Go through the records and extract every line with the word "xlabel".
___ THE RECORDS ___
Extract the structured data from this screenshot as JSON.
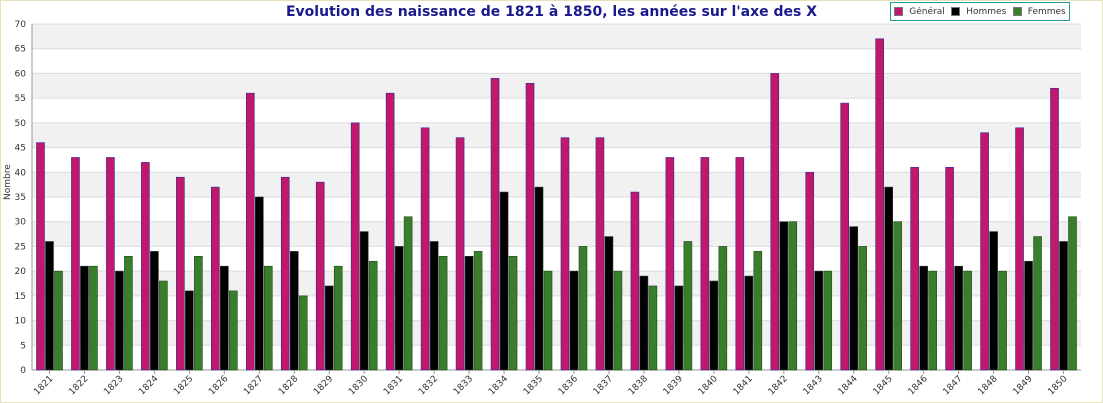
{
  "chart_data": {
    "type": "bar",
    "title": "Evolution des naissance de 1821 à 1850, les années sur l'axe des X",
    "xlabel": "",
    "ylabel": "Nombre",
    "ylim": [
      0,
      70
    ],
    "yticks": [
      0,
      5,
      10,
      15,
      20,
      25,
      30,
      35,
      40,
      45,
      50,
      55,
      60,
      65,
      70
    ],
    "grid": true,
    "legend_position": "top-right",
    "categories": [
      "1821",
      "1822",
      "1823",
      "1824",
      "1825",
      "1826",
      "1827",
      "1828",
      "1829",
      "1830",
      "1831",
      "1832",
      "1833",
      "1834",
      "1835",
      "1836",
      "1837",
      "1838",
      "1839",
      "1840",
      "1841",
      "1842",
      "1843",
      "1844",
      "1845",
      "1846",
      "1847",
      "1848",
      "1849",
      "1850"
    ],
    "series": [
      {
        "name": "Général",
        "color": "#c2186b",
        "values": [
          46,
          43,
          43,
          42,
          39,
          37,
          56,
          39,
          38,
          50,
          56,
          49,
          47,
          59,
          58,
          47,
          47,
          36,
          43,
          43,
          43,
          60,
          40,
          54,
          67,
          41,
          41,
          48,
          49,
          57
        ]
      },
      {
        "name": "Hommes",
        "color": "#000000",
        "values": [
          26,
          21,
          20,
          24,
          16,
          21,
          35,
          24,
          17,
          28,
          25,
          26,
          23,
          36,
          37,
          20,
          27,
          19,
          17,
          18,
          19,
          30,
          20,
          29,
          37,
          21,
          21,
          28,
          22,
          26
        ]
      },
      {
        "name": "Femmes",
        "color": "#3a7d2c",
        "values": [
          20,
          21,
          23,
          18,
          23,
          16,
          21,
          15,
          21,
          22,
          31,
          23,
          24,
          23,
          20,
          25,
          20,
          17,
          26,
          25,
          24,
          30,
          20,
          25,
          30,
          20,
          20,
          20,
          27,
          31
        ]
      }
    ]
  }
}
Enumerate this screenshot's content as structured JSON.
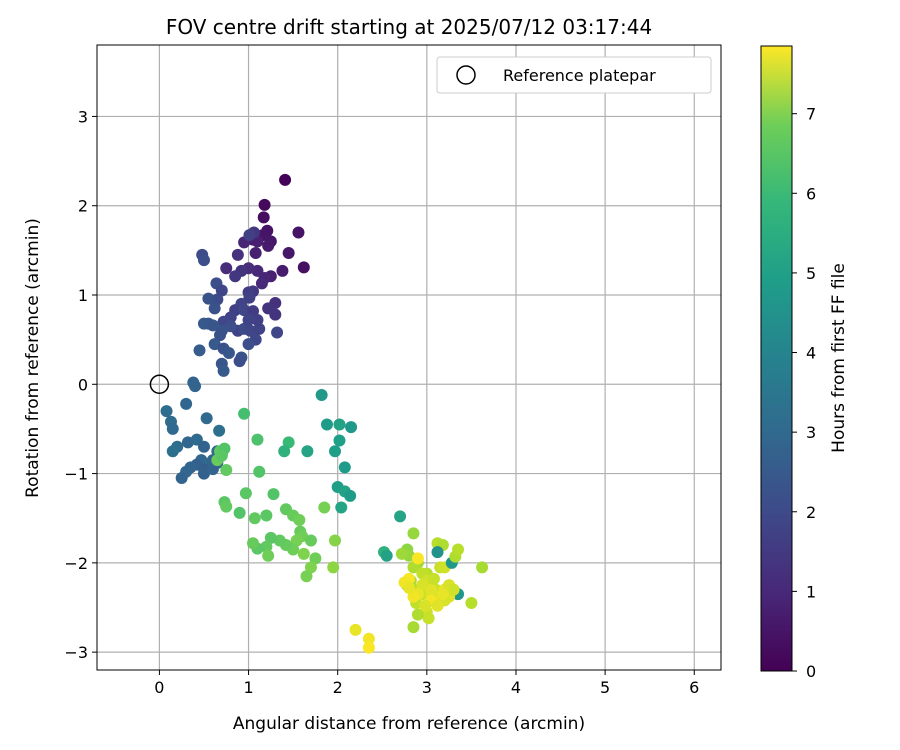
{
  "chart_data": {
    "type": "scatter",
    "title": "FOV centre drift starting at 2025/07/12 03:17:44",
    "xlabel": "Angular distance from reference (arcmin)",
    "ylabel": "Rotation from reference (arcmin)",
    "xlim": [
      -0.7,
      6.3
    ],
    "ylim": [
      -3.2,
      3.8
    ],
    "xticks": [
      0,
      1,
      2,
      3,
      4,
      5,
      6
    ],
    "yticks": [
      -3,
      -2,
      -1,
      0,
      1,
      2,
      3
    ],
    "grid": true,
    "legend": {
      "placement": "top-right",
      "entries": [
        {
          "label": "Reference platepar",
          "marker": "open-circle"
        }
      ]
    },
    "reference": {
      "x": 0,
      "y": 0
    },
    "colorbar": {
      "label": "Hours from first FF file",
      "range": [
        0,
        7.85
      ],
      "ticks": [
        0,
        1,
        2,
        3,
        4,
        5,
        6,
        7
      ],
      "colormap": "viridis"
    },
    "points": [
      [
        1.41,
        2.29,
        0.05
      ],
      [
        1.18,
        2.01,
        0.2
      ],
      [
        1.17,
        1.87,
        0.3
      ],
      [
        1.21,
        1.72,
        0.4
      ],
      [
        1.16,
        1.67,
        0.45
      ],
      [
        1.25,
        1.6,
        0.5
      ],
      [
        1.22,
        1.55,
        0.55
      ],
      [
        1.56,
        1.7,
        0.4
      ],
      [
        1.45,
        1.47,
        0.5
      ],
      [
        1.62,
        1.31,
        0.35
      ],
      [
        1.05,
        1.62,
        0.6
      ],
      [
        1.1,
        1.6,
        0.7
      ],
      [
        0.95,
        1.59,
        0.8
      ],
      [
        1.08,
        1.47,
        0.7
      ],
      [
        1.38,
        1.27,
        0.6
      ],
      [
        1.25,
        1.21,
        0.7
      ],
      [
        1.18,
        1.19,
        0.8
      ],
      [
        1.15,
        1.13,
        0.9
      ],
      [
        1.1,
        1.27,
        0.9
      ],
      [
        1.0,
        1.3,
        1.0
      ],
      [
        0.88,
        1.45,
        1.1
      ],
      [
        0.75,
        1.3,
        1.0
      ],
      [
        0.92,
        1.27,
        1.2
      ],
      [
        1.06,
        1.7,
        1.3
      ],
      [
        1.01,
        1.67,
        1.5
      ],
      [
        0.48,
        1.45,
        1.8
      ],
      [
        0.5,
        1.39,
        1.9
      ],
      [
        0.85,
        1.21,
        1.3
      ],
      [
        1.3,
        0.91,
        1.1
      ],
      [
        1.22,
        0.85,
        1.2
      ],
      [
        1.3,
        0.78,
        1.2
      ],
      [
        1.05,
        1.04,
        1.3
      ],
      [
        1.0,
        1.03,
        1.4
      ],
      [
        1.01,
        0.97,
        1.5
      ],
      [
        0.92,
        0.9,
        1.6
      ],
      [
        0.85,
        0.83,
        1.5
      ],
      [
        0.95,
        0.83,
        1.7
      ],
      [
        1.05,
        0.82,
        1.4
      ],
      [
        0.8,
        0.75,
        1.6
      ],
      [
        0.72,
        0.7,
        1.7
      ],
      [
        0.65,
        0.95,
        1.8
      ],
      [
        0.62,
        0.85,
        2.0
      ],
      [
        0.55,
        0.96,
        2.0
      ],
      [
        0.64,
        1.13,
        1.9
      ],
      [
        0.7,
        1.05,
        1.7
      ],
      [
        0.88,
        0.6,
        1.6
      ],
      [
        0.95,
        0.62,
        1.8
      ],
      [
        1.02,
        0.6,
        1.7
      ],
      [
        1.12,
        0.62,
        1.6
      ],
      [
        1.08,
        0.5,
        1.7
      ],
      [
        1.0,
        0.45,
        1.9
      ],
      [
        1.32,
        0.58,
        1.7
      ],
      [
        1.1,
        0.72,
        1.5
      ],
      [
        1.0,
        0.72,
        1.6
      ],
      [
        0.8,
        0.65,
        1.9
      ],
      [
        0.7,
        0.6,
        2.0
      ],
      [
        0.55,
        0.68,
        2.1
      ],
      [
        0.5,
        0.68,
        2.2
      ],
      [
        0.6,
        0.66,
        2.1
      ],
      [
        0.68,
        0.55,
        2.0
      ],
      [
        0.62,
        0.45,
        2.2
      ],
      [
        0.72,
        0.4,
        2.0
      ],
      [
        0.78,
        0.35,
        2.1
      ],
      [
        0.92,
        0.3,
        2.0
      ],
      [
        0.9,
        0.26,
        1.9
      ],
      [
        0.7,
        0.23,
        2.1
      ],
      [
        0.72,
        0.15,
        2.2
      ],
      [
        0.45,
        0.38,
        2.3
      ],
      [
        0.38,
        0.02,
        2.5
      ],
      [
        0.4,
        -0.02,
        2.5
      ],
      [
        0.08,
        -0.3,
        2.8
      ],
      [
        0.13,
        -0.42,
        2.8
      ],
      [
        0.15,
        -0.5,
        2.7
      ],
      [
        0.3,
        -0.22,
        2.6
      ],
      [
        0.53,
        -0.38,
        2.7
      ],
      [
        0.67,
        -0.52,
        2.9
      ],
      [
        0.32,
        -0.65,
        2.6
      ],
      [
        0.42,
        -0.62,
        2.7
      ],
      [
        0.5,
        -0.7,
        2.5
      ],
      [
        0.47,
        -0.85,
        2.6
      ],
      [
        0.55,
        -0.9,
        2.7
      ],
      [
        0.5,
        -0.95,
        2.3
      ],
      [
        0.42,
        -0.9,
        2.4
      ],
      [
        0.35,
        -0.93,
        2.5
      ],
      [
        0.3,
        -0.98,
        2.6
      ],
      [
        0.25,
        -1.05,
        2.5
      ],
      [
        0.2,
        -0.7,
        2.8
      ],
      [
        0.15,
        -0.75,
        2.9
      ],
      [
        0.6,
        -0.85,
        2.5
      ],
      [
        0.65,
        -0.75,
        2.7
      ],
      [
        0.7,
        -0.78,
        2.6
      ],
      [
        0.5,
        -1.0,
        2.4
      ],
      [
        0.6,
        -0.95,
        2.5
      ],
      [
        0.65,
        -0.88,
        2.4
      ],
      [
        0.95,
        -0.33,
        5.5
      ],
      [
        0.68,
        -0.75,
        5.9
      ],
      [
        0.65,
        -0.85,
        6.0
      ],
      [
        0.75,
        -0.96,
        5.9
      ],
      [
        0.73,
        -0.72,
        5.7
      ],
      [
        0.7,
        -0.8,
        5.8
      ],
      [
        1.1,
        -0.62,
        5.6
      ],
      [
        1.12,
        -0.98,
        5.7
      ],
      [
        0.97,
        -1.22,
        5.8
      ],
      [
        0.73,
        -1.32,
        5.8
      ],
      [
        0.75,
        -1.37,
        5.9
      ],
      [
        0.9,
        -1.44,
        5.7
      ],
      [
        1.07,
        -1.5,
        5.9
      ],
      [
        1.2,
        -1.47,
        5.8
      ],
      [
        1.28,
        -1.23,
        5.7
      ],
      [
        1.42,
        -1.4,
        5.9
      ],
      [
        1.5,
        -1.47,
        6.0
      ],
      [
        1.57,
        -1.52,
        6.1
      ],
      [
        1.58,
        -1.65,
        6.0
      ],
      [
        1.6,
        -1.7,
        6.1
      ],
      [
        1.54,
        -1.75,
        6.2
      ],
      [
        1.5,
        -1.85,
        6.1
      ],
      [
        1.42,
        -1.8,
        6.0
      ],
      [
        1.35,
        -1.75,
        5.9
      ],
      [
        1.25,
        -1.72,
        5.8
      ],
      [
        1.2,
        -1.82,
        5.9
      ],
      [
        1.1,
        -1.84,
        5.8
      ],
      [
        1.05,
        -1.78,
        6.0
      ],
      [
        1.22,
        -1.92,
        6.1
      ],
      [
        1.45,
        -0.65,
        5.3
      ],
      [
        1.4,
        -0.75,
        5.0
      ],
      [
        1.66,
        -0.75,
        4.6
      ],
      [
        1.82,
        -0.12,
        4.2
      ],
      [
        1.88,
        -0.45,
        4.3
      ],
      [
        1.97,
        -0.75,
        4.4
      ],
      [
        2.02,
        -0.45,
        4.5
      ],
      [
        2.02,
        -0.63,
        4.4
      ],
      [
        2.08,
        -0.93,
        4.3
      ],
      [
        2.15,
        -0.48,
        4.2
      ],
      [
        2.0,
        -1.15,
        4.4
      ],
      [
        2.08,
        -1.2,
        4.5
      ],
      [
        2.14,
        -1.25,
        4.3
      ],
      [
        2.04,
        -1.38,
        4.6
      ],
      [
        1.7,
        -1.75,
        6.0
      ],
      [
        1.75,
        -1.95,
        6.1
      ],
      [
        1.85,
        -1.38,
        6.2
      ],
      [
        1.7,
        -2.05,
        6.3
      ],
      [
        1.65,
        -2.15,
        6.2
      ],
      [
        1.62,
        -1.9,
        6.3
      ],
      [
        1.97,
        -1.75,
        6.4
      ],
      [
        1.95,
        -2.05,
        6.5
      ],
      [
        2.52,
        -1.88,
        5.0
      ],
      [
        2.55,
        -1.92,
        4.5
      ],
      [
        2.7,
        -1.48,
        4.6
      ],
      [
        2.78,
        -1.85,
        6.5
      ],
      [
        2.8,
        -1.92,
        6.6
      ],
      [
        2.85,
        -1.67,
        6.6
      ],
      [
        2.82,
        -2.2,
        6.8
      ],
      [
        2.72,
        -1.9,
        6.7
      ],
      [
        2.9,
        -2.0,
        6.8
      ],
      [
        2.85,
        -2.05,
        6.9
      ],
      [
        2.78,
        -2.25,
        4.8
      ],
      [
        2.9,
        -2.3,
        7.0
      ],
      [
        2.88,
        -2.45,
        7.1
      ],
      [
        2.95,
        -2.35,
        7.2
      ],
      [
        3.0,
        -2.55,
        7.3
      ],
      [
        3.02,
        -2.62,
        7.2
      ],
      [
        2.9,
        -2.58,
        6.9
      ],
      [
        2.85,
        -2.72,
        6.8
      ],
      [
        3.0,
        -2.12,
        7.0
      ],
      [
        3.05,
        -2.25,
        7.1
      ],
      [
        3.1,
        -2.3,
        7.2
      ],
      [
        3.15,
        -2.4,
        7.3
      ],
      [
        3.05,
        -2.35,
        7.4
      ],
      [
        3.1,
        -2.45,
        7.5
      ],
      [
        3.2,
        -2.3,
        7.6
      ],
      [
        3.25,
        -2.25,
        7.4
      ],
      [
        3.15,
        -2.05,
        7.2
      ],
      [
        3.2,
        -2.05,
        7.3
      ],
      [
        3.12,
        -1.78,
        7.0
      ],
      [
        3.18,
        -1.8,
        6.9
      ],
      [
        3.12,
        -1.88,
        4.0
      ],
      [
        3.28,
        -2.0,
        4.2
      ],
      [
        3.35,
        -2.35,
        4.1
      ],
      [
        3.32,
        -1.93,
        6.9
      ],
      [
        3.35,
        -1.85,
        7.0
      ],
      [
        3.5,
        -2.45,
        7.0
      ],
      [
        3.62,
        -2.05,
        6.8
      ],
      [
        2.95,
        -2.12,
        7.1
      ],
      [
        3.0,
        -2.2,
        7.3
      ],
      [
        2.95,
        -2.25,
        7.4
      ],
      [
        3.05,
        -2.3,
        7.5
      ],
      [
        2.9,
        -2.35,
        7.6
      ],
      [
        2.85,
        -2.38,
        7.7
      ],
      [
        2.8,
        -2.18,
        7.8
      ],
      [
        2.75,
        -2.22,
        7.7
      ],
      [
        2.8,
        -2.28,
        7.6
      ],
      [
        3.25,
        -2.38,
        7.5
      ],
      [
        3.2,
        -2.42,
        7.4
      ],
      [
        3.3,
        -2.3,
        7.3
      ],
      [
        2.2,
        -2.75,
        7.6
      ],
      [
        2.35,
        -2.85,
        7.7
      ],
      [
        2.35,
        -2.95,
        7.8
      ],
      [
        2.9,
        -1.95,
        7.8
      ],
      [
        3.05,
        -2.42,
        7.7
      ],
      [
        3.12,
        -2.48,
        7.5
      ],
      [
        3.18,
        -2.35,
        7.6
      ],
      [
        2.98,
        -2.48,
        7.4
      ],
      [
        3.08,
        -2.18,
        7.2
      ]
    ]
  }
}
___
▶ [FINISHED TASK]
    "xlabel": "",
    "xlabel": "Angular distance from reference (arcmin)",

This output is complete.